## start Dataset entries
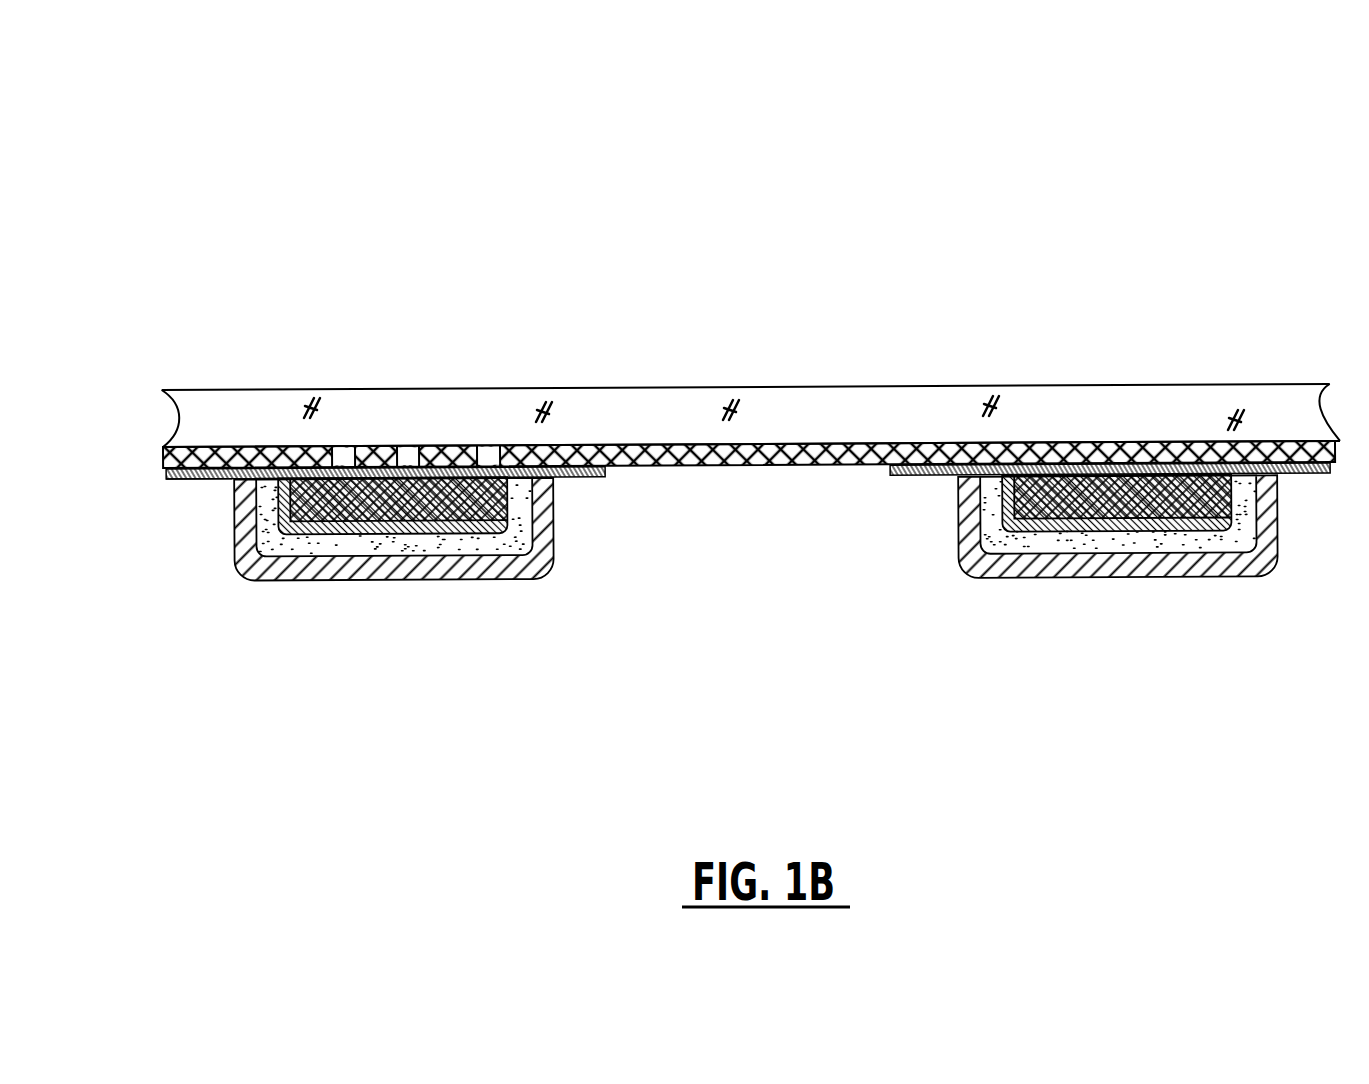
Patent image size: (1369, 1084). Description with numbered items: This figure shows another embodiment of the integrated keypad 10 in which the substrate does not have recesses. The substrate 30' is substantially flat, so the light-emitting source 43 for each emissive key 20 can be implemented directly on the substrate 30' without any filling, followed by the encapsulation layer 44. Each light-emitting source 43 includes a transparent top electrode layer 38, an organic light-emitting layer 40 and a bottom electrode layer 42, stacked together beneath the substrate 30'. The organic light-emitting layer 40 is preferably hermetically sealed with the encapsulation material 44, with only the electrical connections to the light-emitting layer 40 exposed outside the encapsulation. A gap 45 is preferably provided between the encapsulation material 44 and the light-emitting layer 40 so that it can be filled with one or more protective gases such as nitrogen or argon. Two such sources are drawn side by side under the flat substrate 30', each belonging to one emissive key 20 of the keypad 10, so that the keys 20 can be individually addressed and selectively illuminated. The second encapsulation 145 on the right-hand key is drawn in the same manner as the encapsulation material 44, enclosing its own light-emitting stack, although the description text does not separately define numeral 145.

The integrated keypad 10 is at (810, 238).
The emissive key 20 is at (749, 430).
The substrate 30' is at (751, 351).
The top electrode layer 38 is at (585, 482).
The light-emitting layer 40 is at (305, 533).
The bottom electrode layer 42 is at (177, 480).
The light-emitting source 43 is at (582, 545).
The encapsulation material 44 is at (390, 565).
The gap 45 is at (512, 540).
The encapsulant cup 145 is at (1032, 542).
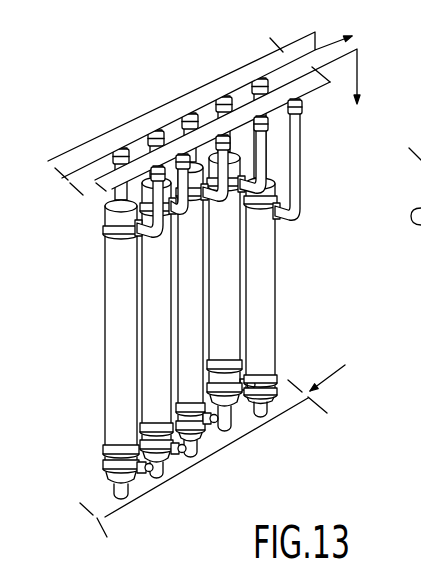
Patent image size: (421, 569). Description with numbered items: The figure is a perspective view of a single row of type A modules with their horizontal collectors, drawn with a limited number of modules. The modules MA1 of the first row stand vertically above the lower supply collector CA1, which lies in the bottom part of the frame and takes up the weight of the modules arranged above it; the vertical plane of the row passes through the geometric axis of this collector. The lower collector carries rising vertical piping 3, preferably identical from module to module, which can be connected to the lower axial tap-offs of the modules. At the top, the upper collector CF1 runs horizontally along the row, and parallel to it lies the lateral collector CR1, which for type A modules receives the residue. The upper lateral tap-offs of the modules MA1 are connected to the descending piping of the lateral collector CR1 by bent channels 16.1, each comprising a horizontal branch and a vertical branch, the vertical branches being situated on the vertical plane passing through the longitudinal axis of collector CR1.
## end Dataset entries
— Exercise description —
Repeat all of the data above, switching every "Patent image size" to "Figure dimensions" and leaving everything else unchanged. Omit the pictures.

— Correct output —
Figure dimensions: (1369, 1084). Description with numbered items: This figure shows another embodiment of the integrated keypad 10 in which the substrate does not have recesses. The substrate 30' is substantially flat, so the light-emitting source 43 for each emissive key 20 can be implemented directly on the substrate 30' without any filling, followed by the encapsulation layer 44. Each light-emitting source 43 includes a transparent top electrode layer 38, an organic light-emitting layer 40 and a bottom electrode layer 42, stacked together beneath the substrate 30'. The organic light-emitting layer 40 is preferably hermetically sealed with the encapsulation material 44, with only the electrical connections to the light-emitting layer 40 exposed outside the encapsulation. A gap 45 is preferably provided between the encapsulation material 44 and the light-emitting layer 40 so that it can be filled with one or more protective gases such as nitrogen or argon. Two such sources are drawn side by side under the flat substrate 30', each belonging to one emissive key 20 of the keypad 10, so that the keys 20 can be individually addressed and selectively illuminated. The second encapsulation 145 on the right-hand key is drawn in the same manner as the encapsulation material 44, enclosing its own light-emitting stack, although the description text does not separately define numeral 145.

The integrated keypad 10 is at (810, 238).
The emissive key 20 is at (749, 430).
The substrate 30' is at (751, 351).
The top electrode layer 38 is at (585, 482).
The light-emitting layer 40 is at (305, 533).
The bottom electrode layer 42 is at (177, 480).
The light-emitting source 43 is at (582, 545).
The encapsulation material 44 is at (390, 565).
The gap 45 is at (512, 540).
The encapsulant cup 145 is at (1032, 542).
Figure dimensions: (421, 569). Description with numbered items: The figure is a perspective view of a single row of type A modules with their horizontal collectors, drawn with a limited number of modules. The modules MA1 of the first row stand vertically above the lower supply collector CA1, which lies in the bottom part of the frame and takes up the weight of the modules arranged above it; the vertical plane of the row passes through the geometric axis of this collector. The lower collector carries rising vertical piping 3, preferably identical from module to module, which can be connected to the lower axial tap-offs of the modules. At the top, the upper collector CF1 runs horizontally along the row, and parallel to it lies the lateral collector CR1, which for type A modules receives the residue. The upper lateral tap-offs of the modules MA1 are connected to the descending piping of the lateral collector CR1 by bent channels 16.1, each comprising a horizontal branch and a vertical branch, the vertical branches being situated on the vertical plane passing through the longitudinal axis of collector CR1.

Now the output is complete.